What is required
Below are some records. Write out the lines from the one containing "Serialize everything readable" to the last line, word for word, leaving out pictures.
>> Begin
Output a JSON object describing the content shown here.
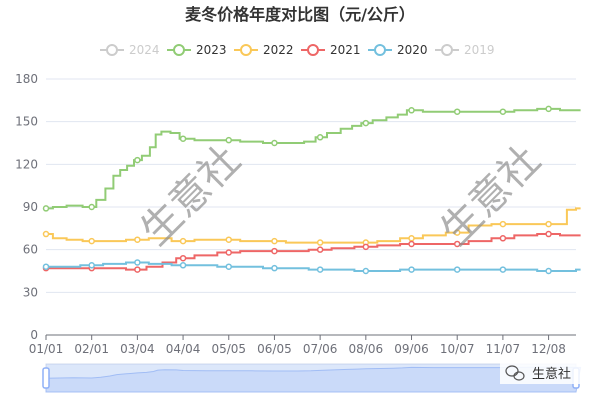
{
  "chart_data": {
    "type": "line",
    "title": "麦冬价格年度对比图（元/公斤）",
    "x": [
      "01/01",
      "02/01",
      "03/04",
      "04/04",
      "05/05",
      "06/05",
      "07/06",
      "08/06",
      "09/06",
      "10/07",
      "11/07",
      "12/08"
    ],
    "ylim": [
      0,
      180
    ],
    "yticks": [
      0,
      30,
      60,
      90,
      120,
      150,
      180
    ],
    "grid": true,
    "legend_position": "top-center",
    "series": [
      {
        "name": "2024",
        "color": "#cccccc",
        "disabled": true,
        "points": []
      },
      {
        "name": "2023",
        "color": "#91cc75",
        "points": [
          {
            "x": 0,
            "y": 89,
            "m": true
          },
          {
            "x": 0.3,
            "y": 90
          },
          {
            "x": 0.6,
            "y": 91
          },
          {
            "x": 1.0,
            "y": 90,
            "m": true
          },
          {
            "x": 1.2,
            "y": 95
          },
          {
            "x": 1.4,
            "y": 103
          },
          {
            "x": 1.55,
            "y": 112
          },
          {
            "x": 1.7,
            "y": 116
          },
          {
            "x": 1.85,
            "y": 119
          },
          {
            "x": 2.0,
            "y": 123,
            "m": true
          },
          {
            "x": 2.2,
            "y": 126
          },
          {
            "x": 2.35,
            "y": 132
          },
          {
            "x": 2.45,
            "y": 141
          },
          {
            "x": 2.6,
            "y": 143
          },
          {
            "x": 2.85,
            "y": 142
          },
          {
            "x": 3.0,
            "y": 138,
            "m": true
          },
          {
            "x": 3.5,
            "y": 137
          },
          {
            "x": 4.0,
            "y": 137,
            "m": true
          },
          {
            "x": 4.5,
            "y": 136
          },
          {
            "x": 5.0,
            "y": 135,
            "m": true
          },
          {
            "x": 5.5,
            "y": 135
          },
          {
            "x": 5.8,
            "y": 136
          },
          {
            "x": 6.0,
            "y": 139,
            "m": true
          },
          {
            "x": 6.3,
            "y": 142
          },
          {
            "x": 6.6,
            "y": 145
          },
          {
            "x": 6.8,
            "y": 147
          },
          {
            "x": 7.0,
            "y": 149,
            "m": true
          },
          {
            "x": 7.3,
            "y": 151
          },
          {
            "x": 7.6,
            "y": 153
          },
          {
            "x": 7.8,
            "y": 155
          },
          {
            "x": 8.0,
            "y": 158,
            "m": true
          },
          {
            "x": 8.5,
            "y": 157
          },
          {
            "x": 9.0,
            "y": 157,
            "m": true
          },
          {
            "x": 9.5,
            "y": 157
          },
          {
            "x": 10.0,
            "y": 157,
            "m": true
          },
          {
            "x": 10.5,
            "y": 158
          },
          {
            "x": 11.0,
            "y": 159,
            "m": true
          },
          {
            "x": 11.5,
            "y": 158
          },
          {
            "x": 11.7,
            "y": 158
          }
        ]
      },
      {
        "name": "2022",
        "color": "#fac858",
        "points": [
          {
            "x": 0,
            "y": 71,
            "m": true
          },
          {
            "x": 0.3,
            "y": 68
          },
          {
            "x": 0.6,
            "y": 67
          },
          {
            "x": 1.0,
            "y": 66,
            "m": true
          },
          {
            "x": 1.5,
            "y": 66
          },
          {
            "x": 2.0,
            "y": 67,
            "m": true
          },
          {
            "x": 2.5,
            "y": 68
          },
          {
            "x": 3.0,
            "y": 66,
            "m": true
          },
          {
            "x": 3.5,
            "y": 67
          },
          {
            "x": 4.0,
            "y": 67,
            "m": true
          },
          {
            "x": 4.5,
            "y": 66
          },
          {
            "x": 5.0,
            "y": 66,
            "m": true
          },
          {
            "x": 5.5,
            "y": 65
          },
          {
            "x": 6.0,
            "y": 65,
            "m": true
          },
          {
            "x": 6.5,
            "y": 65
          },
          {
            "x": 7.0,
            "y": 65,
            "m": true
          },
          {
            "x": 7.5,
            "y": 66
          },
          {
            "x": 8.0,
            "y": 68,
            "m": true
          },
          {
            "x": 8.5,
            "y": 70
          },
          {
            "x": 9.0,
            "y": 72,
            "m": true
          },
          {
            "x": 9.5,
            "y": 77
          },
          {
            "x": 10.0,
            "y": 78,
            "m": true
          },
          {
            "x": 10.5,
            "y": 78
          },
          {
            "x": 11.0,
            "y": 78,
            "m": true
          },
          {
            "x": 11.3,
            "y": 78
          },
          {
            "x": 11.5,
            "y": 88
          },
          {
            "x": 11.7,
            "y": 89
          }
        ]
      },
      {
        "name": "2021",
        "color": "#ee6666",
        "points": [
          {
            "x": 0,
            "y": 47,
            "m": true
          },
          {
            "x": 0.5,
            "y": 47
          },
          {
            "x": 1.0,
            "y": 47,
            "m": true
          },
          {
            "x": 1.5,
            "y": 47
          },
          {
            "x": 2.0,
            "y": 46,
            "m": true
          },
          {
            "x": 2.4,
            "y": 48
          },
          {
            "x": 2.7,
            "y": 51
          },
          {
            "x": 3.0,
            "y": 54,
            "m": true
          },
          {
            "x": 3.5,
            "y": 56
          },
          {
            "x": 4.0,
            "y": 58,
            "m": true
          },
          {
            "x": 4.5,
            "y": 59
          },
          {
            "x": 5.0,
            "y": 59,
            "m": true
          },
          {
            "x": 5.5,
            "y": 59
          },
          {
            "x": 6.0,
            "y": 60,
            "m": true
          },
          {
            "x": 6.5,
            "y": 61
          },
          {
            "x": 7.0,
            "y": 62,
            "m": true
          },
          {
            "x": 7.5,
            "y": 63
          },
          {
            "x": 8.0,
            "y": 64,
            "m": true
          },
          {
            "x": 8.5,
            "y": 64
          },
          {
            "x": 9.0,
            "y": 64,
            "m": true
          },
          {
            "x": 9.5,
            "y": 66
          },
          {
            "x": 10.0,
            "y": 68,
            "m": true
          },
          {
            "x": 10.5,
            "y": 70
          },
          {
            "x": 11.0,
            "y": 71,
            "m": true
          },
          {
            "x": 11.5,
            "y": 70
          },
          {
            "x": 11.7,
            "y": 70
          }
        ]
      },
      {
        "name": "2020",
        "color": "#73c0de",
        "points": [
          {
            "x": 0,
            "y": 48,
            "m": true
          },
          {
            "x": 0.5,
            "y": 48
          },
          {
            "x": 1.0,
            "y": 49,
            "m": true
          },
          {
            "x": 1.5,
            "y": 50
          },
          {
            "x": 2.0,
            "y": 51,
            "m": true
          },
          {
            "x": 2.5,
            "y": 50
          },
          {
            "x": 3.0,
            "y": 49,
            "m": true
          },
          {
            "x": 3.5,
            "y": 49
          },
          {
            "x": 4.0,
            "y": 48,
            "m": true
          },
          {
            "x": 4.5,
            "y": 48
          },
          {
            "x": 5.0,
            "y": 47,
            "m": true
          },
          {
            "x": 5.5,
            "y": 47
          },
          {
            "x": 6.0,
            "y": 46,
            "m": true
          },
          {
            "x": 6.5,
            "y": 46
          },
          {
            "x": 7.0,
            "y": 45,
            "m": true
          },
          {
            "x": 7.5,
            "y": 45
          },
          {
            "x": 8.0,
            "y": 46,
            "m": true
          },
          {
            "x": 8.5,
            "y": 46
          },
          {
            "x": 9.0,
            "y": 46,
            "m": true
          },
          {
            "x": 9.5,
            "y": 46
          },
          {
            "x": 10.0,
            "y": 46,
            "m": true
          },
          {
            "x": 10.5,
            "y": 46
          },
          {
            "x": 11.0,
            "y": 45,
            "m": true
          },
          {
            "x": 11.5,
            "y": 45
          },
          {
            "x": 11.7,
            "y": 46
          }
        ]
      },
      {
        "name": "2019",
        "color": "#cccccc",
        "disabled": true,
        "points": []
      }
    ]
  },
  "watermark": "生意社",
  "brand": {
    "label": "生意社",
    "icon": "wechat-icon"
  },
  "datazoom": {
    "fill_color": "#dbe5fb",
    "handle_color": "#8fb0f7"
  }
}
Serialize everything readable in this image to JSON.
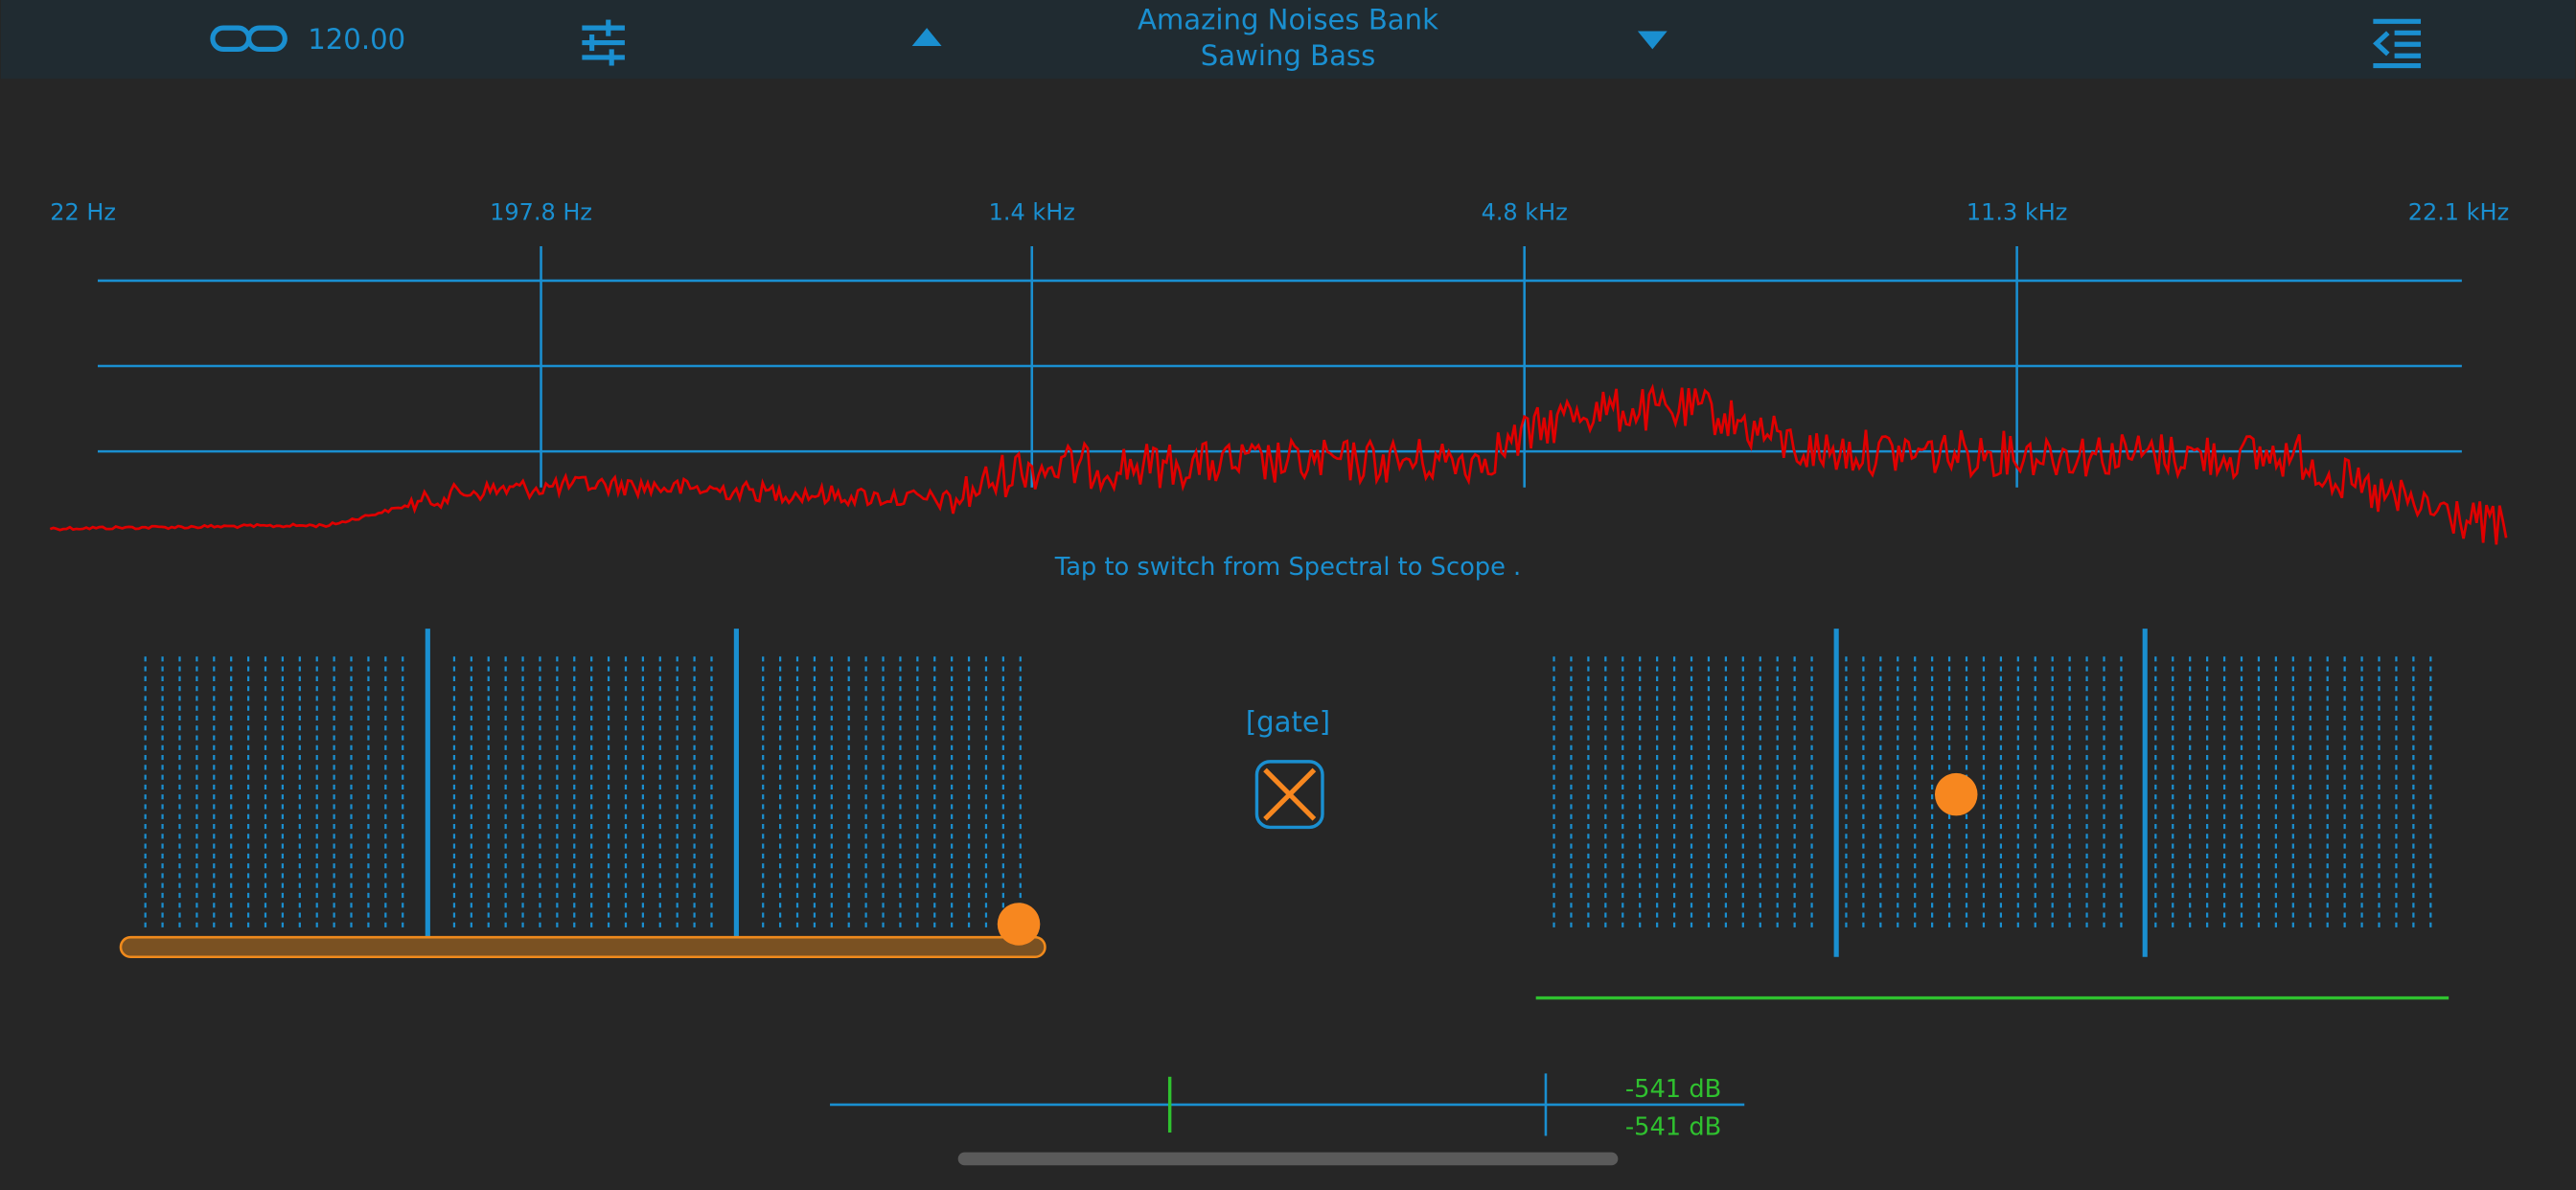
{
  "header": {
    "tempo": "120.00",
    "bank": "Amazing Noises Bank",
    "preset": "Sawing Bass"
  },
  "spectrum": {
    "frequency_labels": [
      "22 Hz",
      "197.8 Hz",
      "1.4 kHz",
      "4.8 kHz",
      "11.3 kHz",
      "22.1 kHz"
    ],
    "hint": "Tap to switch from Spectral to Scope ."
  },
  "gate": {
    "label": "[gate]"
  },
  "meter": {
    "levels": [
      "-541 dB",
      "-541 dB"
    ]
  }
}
>> End
Complete answer
Serialize everything readable in this image to JSON.
{
  "header": {
    "tempo": "120.00",
    "bank": "Amazing Noises Bank",
    "preset": "Sawing Bass"
  },
  "spectrum": {
    "frequency_labels": [
      "22 Hz",
      "197.8 Hz",
      "1.4 kHz",
      "4.8 kHz",
      "11.3 kHz",
      "22.1 kHz"
    ],
    "hint": "Tap to switch from Spectral to Scope ."
  },
  "gate": {
    "label": "[gate]"
  },
  "meter": {
    "levels": [
      "-541 dB",
      "-541 dB"
    ]
  }
}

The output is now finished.